(Dataset listings of figures)
********************

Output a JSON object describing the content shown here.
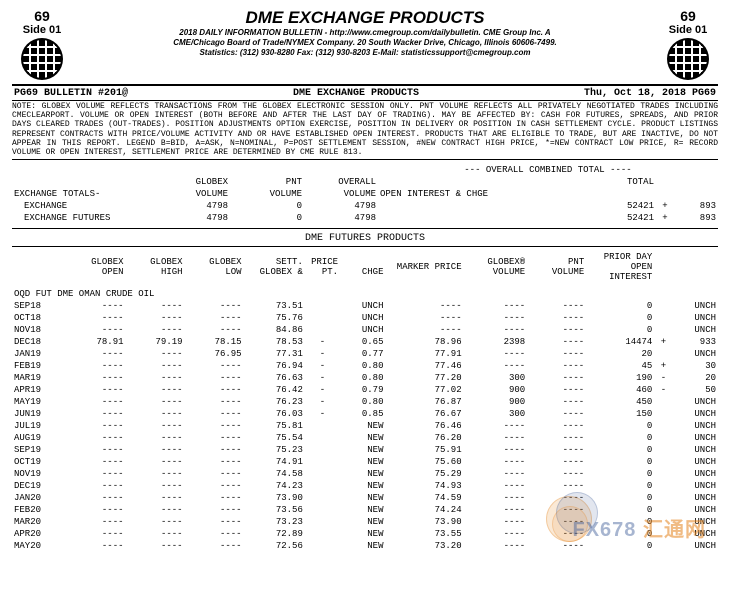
{
  "header": {
    "page_num": "69",
    "side": "Side 01",
    "title": "DME EXCHANGE PRODUCTS",
    "line1": "2018 DAILY INFORMATION BULLETIN - http://www.cmegroup.com/dailybulletin. CME Group Inc. A",
    "line2": "CME/Chicago Board of Trade/NYMEX Company. 20 South Wacker Drive, Chicago, Illinois 60606-7499.",
    "line3": "Statistics: (312) 930-8280 Fax: (312) 930-8203 E-Mail: statisticssupport@cmegroup.com"
  },
  "bulletin": {
    "left": "PG69  BULLETIN #201@",
    "center": "DME EXCHANGE PRODUCTS",
    "right": "Thu, Oct 18, 2018  PG69"
  },
  "note": "NOTE: GLOBEX VOLUME REFLECTS TRANSACTIONS FROM THE GLOBEX ELECTRONIC SESSION ONLY. PNT VOLUME REFLECTS ALL PRIVATELY NEGOTIATED TRADES INCLUDING CMECLEARPORT. VOLUME OR OPEN INTEREST (BOTH BEFORE AND AFTER THE LAST DAY OF TRADING). MAY BE AFFECTED BY: CASH FOR FUTURES, SPREADS, AND PRIOR DAYS CLEARED TRADES (OUT-TRADES). POSITION ADJUSTMENTS OPTION EXERCISE, POSITION IN DELIVERY OR POSITION IN CASH SETTLEMENT CYCLE. PRODUCT LISTINGS REPRESENT CONTRACTS WITH PRICE/VOLUME ACTIVITY AND OR HAVE ESTABLISHED OPEN INTEREST. PRODUCTS THAT ARE ELIGIBLE TO TRADE, BUT ARE INACTIVE, DO NOT APPEAR IN THIS REPORT. LEGEND B=BID, A=ASK, N=NOMINAL, P=POST SETTLEMENT SESSION, #NEW CONTRACT HIGH PRICE, *=NEW CONTRACT LOW PRICE, R= RECORD VOLUME OR OPEN INTEREST, SETTLEMENT PRICE ARE DETERMINED BY CME RULE 813.",
  "overall_label": "--- OVERALL COMBINED TOTAL ----",
  "totals_header": {
    "c1": "GLOBEX\nVOLUME",
    "c2": "PNT\nVOLUME",
    "c3": "OVERALL\nVOLUME",
    "c4": "TOTAL\nOPEN INTEREST & CHGE"
  },
  "totals": {
    "label": "EXCHANGE TOTALS-",
    "rows": [
      {
        "name": "EXCHANGE",
        "gv": "4798",
        "pv": "0",
        "ov": "4798",
        "oi": "52421",
        "sign": "+",
        "chg": "893"
      },
      {
        "name": "EXCHANGE FUTURES",
        "gv": "4798",
        "pv": "0",
        "ov": "4798",
        "oi": "52421",
        "sign": "+",
        "chg": "893"
      }
    ]
  },
  "futures_section": "DME FUTURES PRODUCTS",
  "col_headers": {
    "c0": "",
    "c1": "GLOBEX\nOPEN",
    "c2": "GLOBEX\nHIGH",
    "c3": "GLOBEX\nLOW",
    "c4": "SETT. PRICE\nGLOBEX & PT. CHGE",
    "c5": "MARKER PRICE",
    "c6": "GLOBEX®\nVOLUME",
    "c7": "PNT\nVOLUME",
    "c8": "PRIOR DAY\nOPEN\nINTEREST"
  },
  "product_line": "OQD FUT                    DME OMAN CRUDE OIL",
  "rows": [
    {
      "m": "SEP18",
      "o": "----",
      "h": "----",
      "l": "----",
      "sp": "73.51",
      "ps": "",
      "pc": "UNCH",
      "mp": "----",
      "gv": "----",
      "pv": "----",
      "oi": "0",
      "os": "",
      "oc": "UNCH"
    },
    {
      "m": "OCT18",
      "o": "----",
      "h": "----",
      "l": "----",
      "sp": "75.76",
      "ps": "",
      "pc": "UNCH",
      "mp": "----",
      "gv": "----",
      "pv": "----",
      "oi": "0",
      "os": "",
      "oc": "UNCH"
    },
    {
      "m": "NOV18",
      "o": "----",
      "h": "----",
      "l": "----",
      "sp": "84.86",
      "ps": "",
      "pc": "UNCH",
      "mp": "----",
      "gv": "----",
      "pv": "----",
      "oi": "0",
      "os": "",
      "oc": "UNCH"
    },
    {
      "m": "DEC18",
      "o": "78.91",
      "h": "79.19",
      "l": "78.15",
      "sp": "78.53",
      "ps": "-",
      "pc": "0.65",
      "mp": "78.96",
      "gv": "2398",
      "pv": "----",
      "oi": "14474",
      "os": "+",
      "oc": "933"
    },
    {
      "m": "JAN19",
      "o": "----",
      "h": "----",
      "l": "76.95",
      "sp": "77.31",
      "ps": "-",
      "pc": "0.77",
      "mp": "77.91",
      "gv": "----",
      "pv": "----",
      "oi": "20",
      "os": "",
      "oc": "UNCH"
    },
    {
      "m": "FEB19",
      "o": "----",
      "h": "----",
      "l": "----",
      "sp": "76.94",
      "ps": "-",
      "pc": "0.80",
      "mp": "77.46",
      "gv": "----",
      "pv": "----",
      "oi": "45",
      "os": "+",
      "oc": "30"
    },
    {
      "m": "MAR19",
      "o": "----",
      "h": "----",
      "l": "----",
      "sp": "76.63",
      "ps": "-",
      "pc": "0.80",
      "mp": "77.20",
      "gv": "300",
      "pv": "----",
      "oi": "190",
      "os": "-",
      "oc": "20"
    },
    {
      "m": "APR19",
      "o": "----",
      "h": "----",
      "l": "----",
      "sp": "76.42",
      "ps": "-",
      "pc": "0.79",
      "mp": "77.02",
      "gv": "900",
      "pv": "----",
      "oi": "460",
      "os": "-",
      "oc": "50"
    },
    {
      "m": "MAY19",
      "o": "----",
      "h": "----",
      "l": "----",
      "sp": "76.23",
      "ps": "-",
      "pc": "0.80",
      "mp": "76.87",
      "gv": "900",
      "pv": "----",
      "oi": "450",
      "os": "",
      "oc": "UNCH"
    },
    {
      "m": "JUN19",
      "o": "----",
      "h": "----",
      "l": "----",
      "sp": "76.03",
      "ps": "-",
      "pc": "0.85",
      "mp": "76.67",
      "gv": "300",
      "pv": "----",
      "oi": "150",
      "os": "",
      "oc": "UNCH"
    },
    {
      "m": "JUL19",
      "o": "----",
      "h": "----",
      "l": "----",
      "sp": "75.81",
      "ps": "",
      "pc": "NEW",
      "mp": "76.46",
      "gv": "----",
      "pv": "----",
      "oi": "0",
      "os": "",
      "oc": "UNCH"
    },
    {
      "m": "AUG19",
      "o": "----",
      "h": "----",
      "l": "----",
      "sp": "75.54",
      "ps": "",
      "pc": "NEW",
      "mp": "76.20",
      "gv": "----",
      "pv": "----",
      "oi": "0",
      "os": "",
      "oc": "UNCH"
    },
    {
      "m": "SEP19",
      "o": "----",
      "h": "----",
      "l": "----",
      "sp": "75.23",
      "ps": "",
      "pc": "NEW",
      "mp": "75.91",
      "gv": "----",
      "pv": "----",
      "oi": "0",
      "os": "",
      "oc": "UNCH"
    },
    {
      "m": "OCT19",
      "o": "----",
      "h": "----",
      "l": "----",
      "sp": "74.91",
      "ps": "",
      "pc": "NEW",
      "mp": "75.60",
      "gv": "----",
      "pv": "----",
      "oi": "0",
      "os": "",
      "oc": "UNCH"
    },
    {
      "m": "NOV19",
      "o": "----",
      "h": "----",
      "l": "----",
      "sp": "74.58",
      "ps": "",
      "pc": "NEW",
      "mp": "75.29",
      "gv": "----",
      "pv": "----",
      "oi": "0",
      "os": "",
      "oc": "UNCH"
    },
    {
      "m": "DEC19",
      "o": "----",
      "h": "----",
      "l": "----",
      "sp": "74.23",
      "ps": "",
      "pc": "NEW",
      "mp": "74.93",
      "gv": "----",
      "pv": "----",
      "oi": "0",
      "os": "",
      "oc": "UNCH"
    },
    {
      "m": "JAN20",
      "o": "----",
      "h": "----",
      "l": "----",
      "sp": "73.90",
      "ps": "",
      "pc": "NEW",
      "mp": "74.59",
      "gv": "----",
      "pv": "----",
      "oi": "0",
      "os": "",
      "oc": "UNCH"
    },
    {
      "m": "FEB20",
      "o": "----",
      "h": "----",
      "l": "----",
      "sp": "73.56",
      "ps": "",
      "pc": "NEW",
      "mp": "74.24",
      "gv": "----",
      "pv": "----",
      "oi": "0",
      "os": "",
      "oc": "UNCH"
    },
    {
      "m": "MAR20",
      "o": "----",
      "h": "----",
      "l": "----",
      "sp": "73.23",
      "ps": "",
      "pc": "NEW",
      "mp": "73.90",
      "gv": "----",
      "pv": "----",
      "oi": "0",
      "os": "",
      "oc": "UNCH"
    },
    {
      "m": "APR20",
      "o": "----",
      "h": "----",
      "l": "----",
      "sp": "72.89",
      "ps": "",
      "pc": "NEW",
      "mp": "73.55",
      "gv": "----",
      "pv": "----",
      "oi": "0",
      "os": "",
      "oc": "UNCH"
    },
    {
      "m": "MAY20",
      "o": "----",
      "h": "----",
      "l": "----",
      "sp": "72.56",
      "ps": "",
      "pc": "NEW",
      "mp": "73.20",
      "gv": "----",
      "pv": "----",
      "oi": "0",
      "os": "",
      "oc": "UNCH"
    }
  ],
  "watermark": {
    "t1": "FX678",
    "t2": "汇通网"
  }
}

********************

• [WHAT IS NEEDED]:
Check each line above for the word "name", and copy the lines where it appears.

• [REPLY]:
        "name": "EXCHANGE",
        "name": "EXCHANGE FUTURES",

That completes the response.